* THE REQUEST *
Collect every line that includes the string "Rate".
** START OF LISTED ENTRIES **
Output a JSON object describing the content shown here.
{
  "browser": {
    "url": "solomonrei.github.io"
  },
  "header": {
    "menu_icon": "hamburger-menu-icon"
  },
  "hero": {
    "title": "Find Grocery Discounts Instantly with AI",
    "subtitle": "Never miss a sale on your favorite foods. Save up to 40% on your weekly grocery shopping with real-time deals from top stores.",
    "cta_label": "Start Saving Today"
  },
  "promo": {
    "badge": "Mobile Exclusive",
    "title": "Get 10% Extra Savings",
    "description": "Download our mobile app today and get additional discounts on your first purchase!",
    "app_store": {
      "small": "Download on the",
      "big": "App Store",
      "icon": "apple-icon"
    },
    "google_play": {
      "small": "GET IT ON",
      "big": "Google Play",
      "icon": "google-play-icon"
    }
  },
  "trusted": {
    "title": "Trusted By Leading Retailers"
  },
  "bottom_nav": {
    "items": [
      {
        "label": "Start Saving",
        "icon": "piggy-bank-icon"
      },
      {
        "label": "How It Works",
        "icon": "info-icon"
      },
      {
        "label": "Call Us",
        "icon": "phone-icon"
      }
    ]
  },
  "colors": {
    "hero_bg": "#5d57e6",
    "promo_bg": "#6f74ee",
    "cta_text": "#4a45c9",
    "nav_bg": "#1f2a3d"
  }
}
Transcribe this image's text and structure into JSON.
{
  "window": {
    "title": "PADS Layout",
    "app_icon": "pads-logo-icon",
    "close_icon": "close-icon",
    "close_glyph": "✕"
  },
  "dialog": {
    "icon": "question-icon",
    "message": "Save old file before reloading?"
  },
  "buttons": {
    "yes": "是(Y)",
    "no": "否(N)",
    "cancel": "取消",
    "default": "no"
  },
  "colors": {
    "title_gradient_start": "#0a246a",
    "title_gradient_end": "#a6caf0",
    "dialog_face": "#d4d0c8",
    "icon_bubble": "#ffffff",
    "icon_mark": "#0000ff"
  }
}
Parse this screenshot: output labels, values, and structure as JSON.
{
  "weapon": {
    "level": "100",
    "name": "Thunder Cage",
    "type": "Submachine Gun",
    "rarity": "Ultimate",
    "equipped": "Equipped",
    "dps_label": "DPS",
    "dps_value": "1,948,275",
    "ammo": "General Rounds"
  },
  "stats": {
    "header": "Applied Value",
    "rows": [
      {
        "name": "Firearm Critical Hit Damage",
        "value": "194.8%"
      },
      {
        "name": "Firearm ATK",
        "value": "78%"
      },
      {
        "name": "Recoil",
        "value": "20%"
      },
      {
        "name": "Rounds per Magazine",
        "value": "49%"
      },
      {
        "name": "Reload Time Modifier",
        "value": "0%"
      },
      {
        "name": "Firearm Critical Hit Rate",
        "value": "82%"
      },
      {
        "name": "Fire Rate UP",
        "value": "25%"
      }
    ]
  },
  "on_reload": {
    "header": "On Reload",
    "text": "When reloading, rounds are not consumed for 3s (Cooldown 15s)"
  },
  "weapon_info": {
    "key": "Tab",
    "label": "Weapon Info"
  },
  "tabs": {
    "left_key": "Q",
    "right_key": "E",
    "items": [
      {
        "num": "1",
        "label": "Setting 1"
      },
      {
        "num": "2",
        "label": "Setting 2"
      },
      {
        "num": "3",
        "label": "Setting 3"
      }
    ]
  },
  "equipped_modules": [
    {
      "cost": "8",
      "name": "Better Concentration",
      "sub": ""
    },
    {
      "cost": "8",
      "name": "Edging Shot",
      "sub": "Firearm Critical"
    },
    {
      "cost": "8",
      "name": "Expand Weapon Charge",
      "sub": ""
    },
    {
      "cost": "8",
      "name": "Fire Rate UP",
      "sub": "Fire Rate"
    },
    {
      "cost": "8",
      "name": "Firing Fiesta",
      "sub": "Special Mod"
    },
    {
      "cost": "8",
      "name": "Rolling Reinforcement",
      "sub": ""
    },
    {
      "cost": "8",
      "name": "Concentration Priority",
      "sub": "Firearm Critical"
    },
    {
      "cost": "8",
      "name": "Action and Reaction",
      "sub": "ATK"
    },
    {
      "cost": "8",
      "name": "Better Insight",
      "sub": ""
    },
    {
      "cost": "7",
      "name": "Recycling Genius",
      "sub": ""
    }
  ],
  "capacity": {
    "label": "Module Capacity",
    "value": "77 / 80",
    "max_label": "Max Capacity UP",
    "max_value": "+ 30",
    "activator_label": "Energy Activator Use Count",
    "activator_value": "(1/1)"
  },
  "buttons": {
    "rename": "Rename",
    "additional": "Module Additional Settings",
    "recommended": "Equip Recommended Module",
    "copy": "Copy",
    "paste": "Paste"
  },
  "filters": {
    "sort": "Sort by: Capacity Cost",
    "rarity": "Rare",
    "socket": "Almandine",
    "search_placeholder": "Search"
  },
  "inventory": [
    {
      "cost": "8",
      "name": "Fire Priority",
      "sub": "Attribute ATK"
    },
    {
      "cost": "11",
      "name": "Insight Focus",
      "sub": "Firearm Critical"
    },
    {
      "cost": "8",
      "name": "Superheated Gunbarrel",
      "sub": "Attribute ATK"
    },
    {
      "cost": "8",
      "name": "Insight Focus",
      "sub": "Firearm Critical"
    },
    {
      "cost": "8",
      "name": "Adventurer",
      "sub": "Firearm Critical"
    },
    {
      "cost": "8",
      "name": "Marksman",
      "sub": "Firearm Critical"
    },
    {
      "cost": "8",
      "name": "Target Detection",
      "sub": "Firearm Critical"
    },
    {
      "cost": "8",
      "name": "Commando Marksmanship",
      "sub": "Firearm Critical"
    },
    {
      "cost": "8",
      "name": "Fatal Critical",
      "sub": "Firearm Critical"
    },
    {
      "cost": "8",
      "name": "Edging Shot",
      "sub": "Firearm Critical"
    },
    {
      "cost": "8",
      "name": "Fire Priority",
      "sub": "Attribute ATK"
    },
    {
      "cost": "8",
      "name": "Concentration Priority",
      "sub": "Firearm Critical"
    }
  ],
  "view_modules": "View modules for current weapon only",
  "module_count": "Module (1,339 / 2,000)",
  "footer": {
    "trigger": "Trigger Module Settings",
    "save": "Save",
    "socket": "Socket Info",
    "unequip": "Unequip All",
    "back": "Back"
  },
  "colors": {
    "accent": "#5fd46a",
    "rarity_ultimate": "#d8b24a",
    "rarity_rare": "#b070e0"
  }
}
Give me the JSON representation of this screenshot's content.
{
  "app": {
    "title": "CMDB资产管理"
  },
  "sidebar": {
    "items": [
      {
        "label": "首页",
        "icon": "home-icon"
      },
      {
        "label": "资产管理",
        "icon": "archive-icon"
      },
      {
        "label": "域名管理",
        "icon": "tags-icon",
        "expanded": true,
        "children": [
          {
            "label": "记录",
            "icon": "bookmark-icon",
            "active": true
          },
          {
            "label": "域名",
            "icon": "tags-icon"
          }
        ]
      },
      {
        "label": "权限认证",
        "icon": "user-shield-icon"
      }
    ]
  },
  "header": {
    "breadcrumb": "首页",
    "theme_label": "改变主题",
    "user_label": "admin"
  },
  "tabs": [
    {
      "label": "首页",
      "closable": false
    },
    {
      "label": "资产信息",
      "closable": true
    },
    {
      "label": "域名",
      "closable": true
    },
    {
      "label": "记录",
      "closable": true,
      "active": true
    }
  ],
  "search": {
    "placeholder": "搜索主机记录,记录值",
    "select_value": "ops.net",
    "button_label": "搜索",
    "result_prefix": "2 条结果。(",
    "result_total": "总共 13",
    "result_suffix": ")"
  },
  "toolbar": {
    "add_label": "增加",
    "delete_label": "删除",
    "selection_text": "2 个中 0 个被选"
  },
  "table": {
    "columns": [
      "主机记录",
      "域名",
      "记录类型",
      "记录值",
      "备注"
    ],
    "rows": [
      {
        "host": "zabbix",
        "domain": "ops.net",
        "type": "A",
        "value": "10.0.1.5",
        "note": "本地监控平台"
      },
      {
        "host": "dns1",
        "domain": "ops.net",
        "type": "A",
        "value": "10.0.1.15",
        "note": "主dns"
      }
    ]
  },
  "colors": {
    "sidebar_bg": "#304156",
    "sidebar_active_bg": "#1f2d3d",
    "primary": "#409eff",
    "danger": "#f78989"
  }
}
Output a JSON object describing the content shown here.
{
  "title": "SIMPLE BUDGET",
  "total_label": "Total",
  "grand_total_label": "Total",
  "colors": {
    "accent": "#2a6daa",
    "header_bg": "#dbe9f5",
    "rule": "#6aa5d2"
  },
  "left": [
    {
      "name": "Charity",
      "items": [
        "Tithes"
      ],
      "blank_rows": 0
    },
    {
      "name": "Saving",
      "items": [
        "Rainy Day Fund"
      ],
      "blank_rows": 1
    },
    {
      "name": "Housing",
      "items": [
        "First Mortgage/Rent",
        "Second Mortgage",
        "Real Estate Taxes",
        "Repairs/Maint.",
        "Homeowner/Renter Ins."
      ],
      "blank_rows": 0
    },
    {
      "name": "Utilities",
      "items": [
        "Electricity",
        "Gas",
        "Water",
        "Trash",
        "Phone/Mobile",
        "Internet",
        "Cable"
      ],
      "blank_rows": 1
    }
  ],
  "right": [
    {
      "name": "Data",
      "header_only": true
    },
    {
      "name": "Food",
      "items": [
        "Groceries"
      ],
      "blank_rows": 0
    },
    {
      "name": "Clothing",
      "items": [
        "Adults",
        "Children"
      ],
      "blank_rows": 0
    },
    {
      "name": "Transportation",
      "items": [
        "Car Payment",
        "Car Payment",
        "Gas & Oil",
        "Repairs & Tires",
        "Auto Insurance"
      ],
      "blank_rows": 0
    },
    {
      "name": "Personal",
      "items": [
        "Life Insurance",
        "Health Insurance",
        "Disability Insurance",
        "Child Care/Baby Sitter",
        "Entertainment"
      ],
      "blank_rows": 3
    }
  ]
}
** END OF LISTED ENTRIES **
* EXPECTED ANSWER *
        "name": "Firearm Critical Hit Rate",
        "name": "Fire Rate UP",
      "name": "Fire Rate UP",
      "sub": "Fire Rate"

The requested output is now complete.